[Problem details] Return the count of lines with the string "panel" in them, and nothing else.

(Records that describe figures)
— BEGIN —

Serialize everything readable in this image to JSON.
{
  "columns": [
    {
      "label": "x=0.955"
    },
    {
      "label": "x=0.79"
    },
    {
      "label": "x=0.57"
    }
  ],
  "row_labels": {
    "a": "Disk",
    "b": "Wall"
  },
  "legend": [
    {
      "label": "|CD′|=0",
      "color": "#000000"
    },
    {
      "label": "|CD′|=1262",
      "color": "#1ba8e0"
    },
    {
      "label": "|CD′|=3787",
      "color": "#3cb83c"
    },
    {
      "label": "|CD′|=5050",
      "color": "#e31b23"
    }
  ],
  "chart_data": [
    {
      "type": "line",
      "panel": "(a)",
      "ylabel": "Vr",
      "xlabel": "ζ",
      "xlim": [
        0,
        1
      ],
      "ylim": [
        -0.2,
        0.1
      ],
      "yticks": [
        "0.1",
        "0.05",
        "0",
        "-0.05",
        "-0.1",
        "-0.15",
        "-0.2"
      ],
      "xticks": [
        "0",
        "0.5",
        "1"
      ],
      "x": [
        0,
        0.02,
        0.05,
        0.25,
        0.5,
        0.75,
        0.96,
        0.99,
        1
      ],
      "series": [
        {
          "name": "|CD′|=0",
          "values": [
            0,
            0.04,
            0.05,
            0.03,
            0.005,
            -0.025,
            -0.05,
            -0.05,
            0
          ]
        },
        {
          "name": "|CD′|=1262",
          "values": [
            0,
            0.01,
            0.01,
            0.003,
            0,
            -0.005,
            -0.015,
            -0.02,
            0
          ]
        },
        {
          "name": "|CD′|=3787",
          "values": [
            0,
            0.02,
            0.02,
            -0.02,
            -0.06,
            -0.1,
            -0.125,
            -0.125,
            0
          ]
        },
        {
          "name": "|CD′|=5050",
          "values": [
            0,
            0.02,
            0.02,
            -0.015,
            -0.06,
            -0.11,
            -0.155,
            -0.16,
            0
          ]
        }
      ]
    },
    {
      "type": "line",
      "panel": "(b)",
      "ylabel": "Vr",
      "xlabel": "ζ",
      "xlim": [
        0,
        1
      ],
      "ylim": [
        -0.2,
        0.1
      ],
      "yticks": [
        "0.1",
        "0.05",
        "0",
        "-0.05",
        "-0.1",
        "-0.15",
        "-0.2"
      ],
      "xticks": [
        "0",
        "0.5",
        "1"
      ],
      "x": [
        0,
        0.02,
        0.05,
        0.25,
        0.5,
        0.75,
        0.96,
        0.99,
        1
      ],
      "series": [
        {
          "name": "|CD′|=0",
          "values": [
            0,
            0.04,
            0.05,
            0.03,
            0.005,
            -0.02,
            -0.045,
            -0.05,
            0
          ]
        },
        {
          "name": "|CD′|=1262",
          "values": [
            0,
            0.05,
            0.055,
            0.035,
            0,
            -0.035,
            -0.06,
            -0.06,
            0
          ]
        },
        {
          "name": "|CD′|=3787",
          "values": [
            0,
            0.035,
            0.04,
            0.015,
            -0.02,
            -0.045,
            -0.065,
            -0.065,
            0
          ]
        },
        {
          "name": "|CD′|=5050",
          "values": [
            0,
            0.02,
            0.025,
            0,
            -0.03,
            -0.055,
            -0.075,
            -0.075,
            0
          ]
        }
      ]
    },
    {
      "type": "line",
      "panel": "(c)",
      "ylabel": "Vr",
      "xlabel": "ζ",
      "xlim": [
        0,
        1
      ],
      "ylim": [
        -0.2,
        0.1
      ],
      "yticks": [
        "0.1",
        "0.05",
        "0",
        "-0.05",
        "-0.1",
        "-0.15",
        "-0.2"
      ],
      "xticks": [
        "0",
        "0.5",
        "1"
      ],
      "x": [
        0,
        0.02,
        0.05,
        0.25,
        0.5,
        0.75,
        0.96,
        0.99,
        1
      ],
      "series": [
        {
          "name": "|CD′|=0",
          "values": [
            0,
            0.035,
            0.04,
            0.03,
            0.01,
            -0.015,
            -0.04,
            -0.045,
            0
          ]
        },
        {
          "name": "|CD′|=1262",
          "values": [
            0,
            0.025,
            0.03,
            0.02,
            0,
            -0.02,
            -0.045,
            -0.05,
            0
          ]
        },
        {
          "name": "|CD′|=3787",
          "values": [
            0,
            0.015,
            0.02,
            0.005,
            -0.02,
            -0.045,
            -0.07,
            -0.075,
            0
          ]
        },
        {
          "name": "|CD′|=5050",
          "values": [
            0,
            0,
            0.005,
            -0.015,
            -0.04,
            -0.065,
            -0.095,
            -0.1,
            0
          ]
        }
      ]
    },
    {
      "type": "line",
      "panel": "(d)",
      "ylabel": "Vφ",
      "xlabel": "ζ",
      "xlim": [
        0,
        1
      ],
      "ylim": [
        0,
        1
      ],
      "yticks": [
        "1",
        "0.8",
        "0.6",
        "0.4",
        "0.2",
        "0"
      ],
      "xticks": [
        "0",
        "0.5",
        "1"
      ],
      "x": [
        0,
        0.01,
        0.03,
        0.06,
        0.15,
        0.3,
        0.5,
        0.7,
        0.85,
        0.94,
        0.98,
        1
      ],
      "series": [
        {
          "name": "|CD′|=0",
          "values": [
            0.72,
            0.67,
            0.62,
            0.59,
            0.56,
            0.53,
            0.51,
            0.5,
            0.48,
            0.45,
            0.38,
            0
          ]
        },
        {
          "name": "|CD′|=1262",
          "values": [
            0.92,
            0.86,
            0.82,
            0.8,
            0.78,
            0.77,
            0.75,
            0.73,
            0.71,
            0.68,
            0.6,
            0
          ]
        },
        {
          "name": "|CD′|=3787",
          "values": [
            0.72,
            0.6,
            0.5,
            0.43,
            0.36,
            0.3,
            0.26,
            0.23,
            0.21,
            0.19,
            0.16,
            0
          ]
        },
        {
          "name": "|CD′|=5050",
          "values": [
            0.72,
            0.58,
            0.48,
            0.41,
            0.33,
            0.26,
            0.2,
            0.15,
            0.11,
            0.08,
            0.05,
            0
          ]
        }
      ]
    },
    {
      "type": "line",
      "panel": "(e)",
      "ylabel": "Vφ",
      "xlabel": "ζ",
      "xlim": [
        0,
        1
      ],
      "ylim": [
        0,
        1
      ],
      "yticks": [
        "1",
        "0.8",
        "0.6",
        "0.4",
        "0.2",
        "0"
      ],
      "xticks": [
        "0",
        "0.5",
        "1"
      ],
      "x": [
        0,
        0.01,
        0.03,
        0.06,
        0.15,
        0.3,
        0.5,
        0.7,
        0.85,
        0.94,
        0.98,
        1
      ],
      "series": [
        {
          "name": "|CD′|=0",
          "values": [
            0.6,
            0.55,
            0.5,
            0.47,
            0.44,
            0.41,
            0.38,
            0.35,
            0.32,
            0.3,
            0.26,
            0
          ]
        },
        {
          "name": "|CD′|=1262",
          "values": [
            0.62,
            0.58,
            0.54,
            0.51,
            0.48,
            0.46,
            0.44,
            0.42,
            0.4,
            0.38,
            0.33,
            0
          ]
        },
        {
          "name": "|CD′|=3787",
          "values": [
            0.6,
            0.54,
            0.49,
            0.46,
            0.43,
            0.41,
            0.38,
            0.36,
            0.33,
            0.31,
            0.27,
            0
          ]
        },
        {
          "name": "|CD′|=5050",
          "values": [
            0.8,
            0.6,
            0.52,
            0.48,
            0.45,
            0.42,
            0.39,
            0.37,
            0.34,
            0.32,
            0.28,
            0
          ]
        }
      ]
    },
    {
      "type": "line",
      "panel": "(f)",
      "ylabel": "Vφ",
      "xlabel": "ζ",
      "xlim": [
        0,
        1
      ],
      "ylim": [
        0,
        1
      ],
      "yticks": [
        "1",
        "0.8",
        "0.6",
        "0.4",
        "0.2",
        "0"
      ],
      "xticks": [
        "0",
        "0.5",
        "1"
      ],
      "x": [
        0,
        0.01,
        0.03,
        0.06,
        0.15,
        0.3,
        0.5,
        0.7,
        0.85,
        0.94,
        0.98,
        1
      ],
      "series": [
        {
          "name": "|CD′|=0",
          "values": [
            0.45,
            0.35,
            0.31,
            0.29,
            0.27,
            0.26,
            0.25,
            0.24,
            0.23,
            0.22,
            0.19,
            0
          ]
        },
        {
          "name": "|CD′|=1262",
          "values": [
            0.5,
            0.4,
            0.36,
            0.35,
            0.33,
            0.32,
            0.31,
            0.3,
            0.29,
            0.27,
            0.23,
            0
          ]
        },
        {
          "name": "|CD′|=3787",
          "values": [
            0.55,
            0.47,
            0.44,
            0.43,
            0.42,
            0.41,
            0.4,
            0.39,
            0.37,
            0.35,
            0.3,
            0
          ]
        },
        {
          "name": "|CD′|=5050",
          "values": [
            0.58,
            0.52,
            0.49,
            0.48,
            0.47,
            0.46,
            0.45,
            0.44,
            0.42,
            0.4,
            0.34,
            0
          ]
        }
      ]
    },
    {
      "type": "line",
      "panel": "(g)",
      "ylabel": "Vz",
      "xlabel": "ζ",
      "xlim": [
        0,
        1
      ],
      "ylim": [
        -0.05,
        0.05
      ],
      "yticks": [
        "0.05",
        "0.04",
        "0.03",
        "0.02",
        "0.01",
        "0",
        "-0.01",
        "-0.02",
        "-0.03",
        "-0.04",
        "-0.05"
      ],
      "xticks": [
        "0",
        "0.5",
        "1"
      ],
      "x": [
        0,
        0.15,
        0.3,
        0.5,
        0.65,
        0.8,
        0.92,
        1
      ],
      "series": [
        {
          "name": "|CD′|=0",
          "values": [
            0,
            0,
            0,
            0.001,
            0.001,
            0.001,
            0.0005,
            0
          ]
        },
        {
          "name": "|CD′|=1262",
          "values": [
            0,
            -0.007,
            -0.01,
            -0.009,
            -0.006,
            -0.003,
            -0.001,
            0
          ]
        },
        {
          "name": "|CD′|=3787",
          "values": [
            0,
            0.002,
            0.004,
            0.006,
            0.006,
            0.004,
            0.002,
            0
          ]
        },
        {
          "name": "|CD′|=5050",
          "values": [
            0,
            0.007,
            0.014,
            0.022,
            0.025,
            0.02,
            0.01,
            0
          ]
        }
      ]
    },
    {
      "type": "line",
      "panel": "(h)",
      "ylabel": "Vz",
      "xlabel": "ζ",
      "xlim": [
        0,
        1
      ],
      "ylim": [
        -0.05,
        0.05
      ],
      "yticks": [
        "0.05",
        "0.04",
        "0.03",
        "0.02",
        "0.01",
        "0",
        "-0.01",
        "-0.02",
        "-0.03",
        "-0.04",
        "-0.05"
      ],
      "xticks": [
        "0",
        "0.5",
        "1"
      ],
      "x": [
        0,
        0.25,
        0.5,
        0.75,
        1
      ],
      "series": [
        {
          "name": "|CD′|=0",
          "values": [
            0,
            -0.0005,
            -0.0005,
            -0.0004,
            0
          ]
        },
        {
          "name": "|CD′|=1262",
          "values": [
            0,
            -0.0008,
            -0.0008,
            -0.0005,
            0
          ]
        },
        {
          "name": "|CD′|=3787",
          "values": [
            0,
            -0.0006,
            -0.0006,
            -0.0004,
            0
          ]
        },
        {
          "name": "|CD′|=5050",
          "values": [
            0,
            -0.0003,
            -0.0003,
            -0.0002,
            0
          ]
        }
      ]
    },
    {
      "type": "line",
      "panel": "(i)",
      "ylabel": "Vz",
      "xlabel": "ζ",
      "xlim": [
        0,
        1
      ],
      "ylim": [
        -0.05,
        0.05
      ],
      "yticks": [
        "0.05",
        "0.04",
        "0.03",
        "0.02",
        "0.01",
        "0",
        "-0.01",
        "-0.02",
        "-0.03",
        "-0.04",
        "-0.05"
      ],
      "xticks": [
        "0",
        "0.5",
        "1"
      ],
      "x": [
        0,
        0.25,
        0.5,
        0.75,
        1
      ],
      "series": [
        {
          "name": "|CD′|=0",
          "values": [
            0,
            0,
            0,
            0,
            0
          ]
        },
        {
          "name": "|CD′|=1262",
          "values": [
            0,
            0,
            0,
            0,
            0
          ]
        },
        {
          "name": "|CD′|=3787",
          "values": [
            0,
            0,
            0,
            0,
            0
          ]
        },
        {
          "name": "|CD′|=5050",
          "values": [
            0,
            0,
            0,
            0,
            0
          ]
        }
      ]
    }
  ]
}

— END —

[Expected answer] 9